REQUIREMENT
Provide the data again in its entirety, exactly as given.

STORED RECORDS

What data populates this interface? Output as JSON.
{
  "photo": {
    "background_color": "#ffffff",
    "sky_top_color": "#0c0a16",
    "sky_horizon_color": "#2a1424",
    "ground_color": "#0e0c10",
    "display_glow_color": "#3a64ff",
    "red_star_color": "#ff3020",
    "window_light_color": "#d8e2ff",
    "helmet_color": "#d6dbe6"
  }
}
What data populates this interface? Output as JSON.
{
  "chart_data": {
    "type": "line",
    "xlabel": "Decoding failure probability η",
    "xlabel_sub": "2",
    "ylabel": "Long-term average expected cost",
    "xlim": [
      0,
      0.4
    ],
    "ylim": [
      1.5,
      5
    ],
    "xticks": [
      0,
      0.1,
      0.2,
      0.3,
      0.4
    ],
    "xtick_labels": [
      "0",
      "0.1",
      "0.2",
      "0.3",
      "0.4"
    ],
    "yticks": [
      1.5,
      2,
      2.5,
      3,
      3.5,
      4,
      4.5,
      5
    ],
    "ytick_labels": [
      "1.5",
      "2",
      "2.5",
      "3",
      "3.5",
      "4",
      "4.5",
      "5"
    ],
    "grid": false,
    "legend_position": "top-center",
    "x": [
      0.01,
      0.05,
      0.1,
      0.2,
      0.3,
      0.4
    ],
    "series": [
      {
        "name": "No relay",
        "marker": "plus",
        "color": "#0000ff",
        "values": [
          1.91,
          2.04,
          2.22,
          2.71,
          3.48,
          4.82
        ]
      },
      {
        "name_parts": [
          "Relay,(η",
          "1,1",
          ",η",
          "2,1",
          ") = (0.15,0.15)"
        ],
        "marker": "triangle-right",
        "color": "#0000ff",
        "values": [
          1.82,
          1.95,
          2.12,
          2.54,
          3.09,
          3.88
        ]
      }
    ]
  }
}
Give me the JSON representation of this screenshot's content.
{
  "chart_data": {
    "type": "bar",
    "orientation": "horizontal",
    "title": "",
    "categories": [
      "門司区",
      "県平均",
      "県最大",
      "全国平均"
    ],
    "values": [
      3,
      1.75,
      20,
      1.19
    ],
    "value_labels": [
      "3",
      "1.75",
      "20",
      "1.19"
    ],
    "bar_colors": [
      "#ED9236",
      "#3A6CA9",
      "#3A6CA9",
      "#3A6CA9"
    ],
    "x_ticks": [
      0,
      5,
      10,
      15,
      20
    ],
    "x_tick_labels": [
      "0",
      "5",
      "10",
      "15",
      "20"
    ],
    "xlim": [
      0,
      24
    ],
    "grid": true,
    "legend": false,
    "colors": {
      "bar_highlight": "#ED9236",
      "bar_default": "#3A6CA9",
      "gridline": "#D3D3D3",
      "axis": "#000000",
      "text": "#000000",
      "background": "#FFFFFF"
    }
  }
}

FINAL RESULT
What data populates this interface? Output as JSON.
{
  "photo": {
    "background_color": "#ffffff",
    "sky_top_color": "#0c0a16",
    "sky_horizon_color": "#2a1424",
    "ground_color": "#0e0c10",
    "display_glow_color": "#3a64ff",
    "red_star_color": "#ff3020",
    "window_light_color": "#d8e2ff",
    "helmet_color": "#d6dbe6"
  }
}
What data populates this interface? Output as JSON.
{
  "chart_data": {
    "type": "line",
    "xlabel": "Decoding failure probability η",
    "xlabel_sub": "2",
    "ylabel": "Long-term average expected cost",
    "xlim": [
      0,
      0.4
    ],
    "ylim": [
      1.5,
      5
    ],
    "xticks": [
      0,
      0.1,
      0.2,
      0.3,
      0.4
    ],
    "xtick_labels": [
      "0",
      "0.1",
      "0.2",
      "0.3",
      "0.4"
    ],
    "yticks": [
      1.5,
      2,
      2.5,
      3,
      3.5,
      4,
      4.5,
      5
    ],
    "ytick_labels": [
      "1.5",
      "2",
      "2.5",
      "3",
      "3.5",
      "4",
      "4.5",
      "5"
    ],
    "grid": false,
    "legend_position": "top-center",
    "x": [
      0.01,
      0.05,
      0.1,
      0.2,
      0.3,
      0.4
    ],
    "series": [
      {
        "name": "No relay",
        "marker": "plus",
        "color": "#0000ff",
        "values": [
          1.91,
          2.04,
          2.22,
          2.71,
          3.48,
          4.82
        ]
      },
      {
        "name_parts": [
          "Relay,(η",
          "1,1",
          ",η",
          "2,1",
          ") = (0.15,0.15)"
        ],
        "marker": "triangle-right",
        "color": "#0000ff",
        "values": [
          1.82,
          1.95,
          2.12,
          2.54,
          3.09,
          3.88
        ]
      }
    ]
  }
}
Give me the JSON representation of this screenshot's content.
{
  "chart_data": {
    "type": "bar",
    "orientation": "horizontal",
    "title": "",
    "categories": [
      "門司区",
      "県平均",
      "県最大",
      "全国平均"
    ],
    "values": [
      3,
      1.75,
      20,
      1.19
    ],
    "value_labels": [
      "3",
      "1.75",
      "20",
      "1.19"
    ],
    "bar_colors": [
      "#ED9236",
      "#3A6CA9",
      "#3A6CA9",
      "#3A6CA9"
    ],
    "x_ticks": [
      0,
      5,
      10,
      15,
      20
    ],
    "x_tick_labels": [
      "0",
      "5",
      "10",
      "15",
      "20"
    ],
    "xlim": [
      0,
      24
    ],
    "grid": true,
    "legend": false,
    "colors": {
      "bar_highlight": "#ED9236",
      "bar_default": "#3A6CA9",
      "gridline": "#D3D3D3",
      "axis": "#000000",
      "text": "#000000",
      "background": "#FFFFFF"
    }
  }
}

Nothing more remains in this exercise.